To do
Gather all lines with the word "trwałe" in them.

Records from a collection of figures
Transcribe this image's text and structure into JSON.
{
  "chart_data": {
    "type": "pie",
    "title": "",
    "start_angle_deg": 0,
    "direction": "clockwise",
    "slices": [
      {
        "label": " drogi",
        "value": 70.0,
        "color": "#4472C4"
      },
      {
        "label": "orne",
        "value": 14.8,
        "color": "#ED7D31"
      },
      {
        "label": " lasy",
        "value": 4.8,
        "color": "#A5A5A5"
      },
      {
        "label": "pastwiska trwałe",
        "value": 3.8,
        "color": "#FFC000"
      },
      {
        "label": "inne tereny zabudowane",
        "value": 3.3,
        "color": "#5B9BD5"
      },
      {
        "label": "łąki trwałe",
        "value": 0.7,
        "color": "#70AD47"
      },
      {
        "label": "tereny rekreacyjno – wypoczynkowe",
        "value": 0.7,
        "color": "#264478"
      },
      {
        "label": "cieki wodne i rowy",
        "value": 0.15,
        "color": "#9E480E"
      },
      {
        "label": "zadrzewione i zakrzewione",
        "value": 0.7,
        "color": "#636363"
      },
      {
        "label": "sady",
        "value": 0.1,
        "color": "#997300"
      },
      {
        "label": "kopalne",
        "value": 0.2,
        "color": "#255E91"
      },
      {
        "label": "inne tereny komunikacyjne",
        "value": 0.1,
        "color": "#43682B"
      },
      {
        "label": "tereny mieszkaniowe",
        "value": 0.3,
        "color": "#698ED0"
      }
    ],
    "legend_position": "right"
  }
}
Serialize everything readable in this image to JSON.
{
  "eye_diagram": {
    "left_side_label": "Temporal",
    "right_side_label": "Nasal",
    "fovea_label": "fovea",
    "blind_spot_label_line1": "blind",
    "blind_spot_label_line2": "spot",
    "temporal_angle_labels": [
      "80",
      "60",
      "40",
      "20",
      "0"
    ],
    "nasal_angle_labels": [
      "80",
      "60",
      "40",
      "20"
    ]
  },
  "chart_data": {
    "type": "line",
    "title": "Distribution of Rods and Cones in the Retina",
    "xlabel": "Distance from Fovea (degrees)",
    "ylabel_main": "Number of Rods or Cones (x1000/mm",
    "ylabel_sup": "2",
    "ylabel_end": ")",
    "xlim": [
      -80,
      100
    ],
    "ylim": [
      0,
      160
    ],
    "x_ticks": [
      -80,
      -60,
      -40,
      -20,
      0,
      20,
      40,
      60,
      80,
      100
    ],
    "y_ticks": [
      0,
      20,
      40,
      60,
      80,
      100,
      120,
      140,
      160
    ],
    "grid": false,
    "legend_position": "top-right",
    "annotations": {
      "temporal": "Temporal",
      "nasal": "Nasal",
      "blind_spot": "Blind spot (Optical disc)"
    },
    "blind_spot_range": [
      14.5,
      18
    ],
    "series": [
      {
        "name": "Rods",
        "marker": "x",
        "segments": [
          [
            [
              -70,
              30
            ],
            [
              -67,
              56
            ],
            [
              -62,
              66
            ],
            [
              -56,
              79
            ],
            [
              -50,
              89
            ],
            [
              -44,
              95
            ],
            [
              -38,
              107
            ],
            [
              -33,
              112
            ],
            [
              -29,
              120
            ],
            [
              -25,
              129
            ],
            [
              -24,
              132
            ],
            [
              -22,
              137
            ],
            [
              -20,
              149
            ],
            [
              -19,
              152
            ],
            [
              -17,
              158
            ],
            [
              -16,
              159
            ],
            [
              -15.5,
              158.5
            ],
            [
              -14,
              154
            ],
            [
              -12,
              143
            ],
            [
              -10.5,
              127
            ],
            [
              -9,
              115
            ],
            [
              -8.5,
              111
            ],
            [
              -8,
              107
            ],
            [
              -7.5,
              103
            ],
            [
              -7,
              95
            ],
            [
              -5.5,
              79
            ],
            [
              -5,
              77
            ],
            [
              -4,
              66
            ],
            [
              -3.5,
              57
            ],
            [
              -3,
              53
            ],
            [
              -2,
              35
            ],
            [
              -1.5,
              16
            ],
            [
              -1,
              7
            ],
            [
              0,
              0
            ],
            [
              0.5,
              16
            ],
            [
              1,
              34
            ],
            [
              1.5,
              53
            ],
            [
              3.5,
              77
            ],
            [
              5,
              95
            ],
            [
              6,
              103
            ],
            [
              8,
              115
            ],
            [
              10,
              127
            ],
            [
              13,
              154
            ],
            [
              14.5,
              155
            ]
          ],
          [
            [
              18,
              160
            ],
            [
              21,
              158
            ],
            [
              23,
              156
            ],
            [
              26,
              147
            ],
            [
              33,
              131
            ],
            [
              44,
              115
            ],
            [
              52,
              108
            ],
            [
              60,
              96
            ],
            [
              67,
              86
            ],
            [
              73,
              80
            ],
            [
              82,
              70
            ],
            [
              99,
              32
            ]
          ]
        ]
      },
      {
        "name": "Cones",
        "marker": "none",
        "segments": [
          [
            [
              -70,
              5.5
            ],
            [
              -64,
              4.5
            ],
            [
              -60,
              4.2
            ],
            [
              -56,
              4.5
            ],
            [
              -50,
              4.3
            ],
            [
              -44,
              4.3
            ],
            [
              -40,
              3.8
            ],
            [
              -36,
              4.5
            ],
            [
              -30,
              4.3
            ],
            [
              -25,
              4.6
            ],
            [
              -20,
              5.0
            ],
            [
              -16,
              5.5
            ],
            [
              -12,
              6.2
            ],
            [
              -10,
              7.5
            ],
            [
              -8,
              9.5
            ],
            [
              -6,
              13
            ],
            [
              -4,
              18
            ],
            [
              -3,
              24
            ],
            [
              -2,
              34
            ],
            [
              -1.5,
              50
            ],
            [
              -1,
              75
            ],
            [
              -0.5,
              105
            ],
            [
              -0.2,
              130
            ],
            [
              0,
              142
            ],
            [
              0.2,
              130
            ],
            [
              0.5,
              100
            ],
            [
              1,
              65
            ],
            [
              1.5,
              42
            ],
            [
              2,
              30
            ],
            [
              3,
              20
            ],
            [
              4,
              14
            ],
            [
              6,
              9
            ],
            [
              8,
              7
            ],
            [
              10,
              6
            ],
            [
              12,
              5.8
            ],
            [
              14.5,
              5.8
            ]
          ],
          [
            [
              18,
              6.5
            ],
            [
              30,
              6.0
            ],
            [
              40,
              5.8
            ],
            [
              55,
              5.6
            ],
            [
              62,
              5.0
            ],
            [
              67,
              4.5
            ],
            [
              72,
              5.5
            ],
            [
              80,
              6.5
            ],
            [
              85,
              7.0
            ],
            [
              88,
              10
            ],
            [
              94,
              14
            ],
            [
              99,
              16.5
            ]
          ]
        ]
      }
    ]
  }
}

Output of the task
        "label": "pastwiska trwałe",
        "label": "łąki trwałe",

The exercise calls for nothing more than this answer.